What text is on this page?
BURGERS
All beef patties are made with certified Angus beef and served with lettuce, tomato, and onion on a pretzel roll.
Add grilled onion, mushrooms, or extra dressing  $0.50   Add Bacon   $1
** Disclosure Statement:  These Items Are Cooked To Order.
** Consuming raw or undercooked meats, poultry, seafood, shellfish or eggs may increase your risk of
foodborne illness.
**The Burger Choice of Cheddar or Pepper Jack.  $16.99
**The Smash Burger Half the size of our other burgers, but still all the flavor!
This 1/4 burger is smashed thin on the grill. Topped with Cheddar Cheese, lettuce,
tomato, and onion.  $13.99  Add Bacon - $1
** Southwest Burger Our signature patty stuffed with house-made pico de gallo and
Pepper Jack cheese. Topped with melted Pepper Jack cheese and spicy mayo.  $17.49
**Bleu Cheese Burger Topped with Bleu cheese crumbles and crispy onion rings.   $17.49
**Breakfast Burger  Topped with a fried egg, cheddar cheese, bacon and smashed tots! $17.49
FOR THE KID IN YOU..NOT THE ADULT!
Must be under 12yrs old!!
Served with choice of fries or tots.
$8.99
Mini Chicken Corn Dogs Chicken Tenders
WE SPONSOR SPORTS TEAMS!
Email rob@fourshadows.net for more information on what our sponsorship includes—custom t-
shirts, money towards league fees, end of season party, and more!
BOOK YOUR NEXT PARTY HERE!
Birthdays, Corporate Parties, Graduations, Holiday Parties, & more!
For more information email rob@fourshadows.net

• _WHAT TO WORK ON_
Return every entry exactly as given.

• _COMPLETED TASK_
What text is on this page?
BURGERS
All beef patties are made with certified Angus beef and served with lettuce, tomato, and onion on a pretzel roll.
Add grilled onion, mushrooms, or extra dressing  $0.50   Add Bacon   $1
** Disclosure Statement:  These Items Are Cooked To Order.
** Consuming raw or undercooked meats, poultry, seafood, shellfish or eggs may increase your risk of
foodborne illness.
**The Burger Choice of Cheddar or Pepper Jack.  $16.99
**The Smash Burger Half the size of our other burgers, but still all the flavor!
This 1/4 burger is smashed thin on the grill. Topped with Cheddar Cheese, lettuce,
tomato, and onion.  $13.99  Add Bacon - $1
** Southwest Burger Our signature patty stuffed with house-made pico de gallo and
Pepper Jack cheese. Topped with melted Pepper Jack cheese and spicy mayo.  $17.49
**Bleu Cheese Burger Topped with Bleu cheese crumbles and crispy onion rings.   $17.49
**Breakfast Burger  Topped with a fried egg, cheddar cheese, bacon and smashed tots! $17.49
FOR THE KID IN YOU..NOT THE ADULT!
Must be under 12yrs old!!
Served with choice of fries or tots.
$8.99
Mini Chicken Corn Dogs Chicken Tenders
WE SPONSOR SPORTS TEAMS!
Email rob@fourshadows.net for more information on what our sponsorship includes—custom t-
shirts, money towards league fees, end of season party, and more!
BOOK YOUR NEXT PARTY HERE!
Birthdays, Corporate Parties, Graduations, Holiday Parties, & more!
For more information email rob@fourshadows.net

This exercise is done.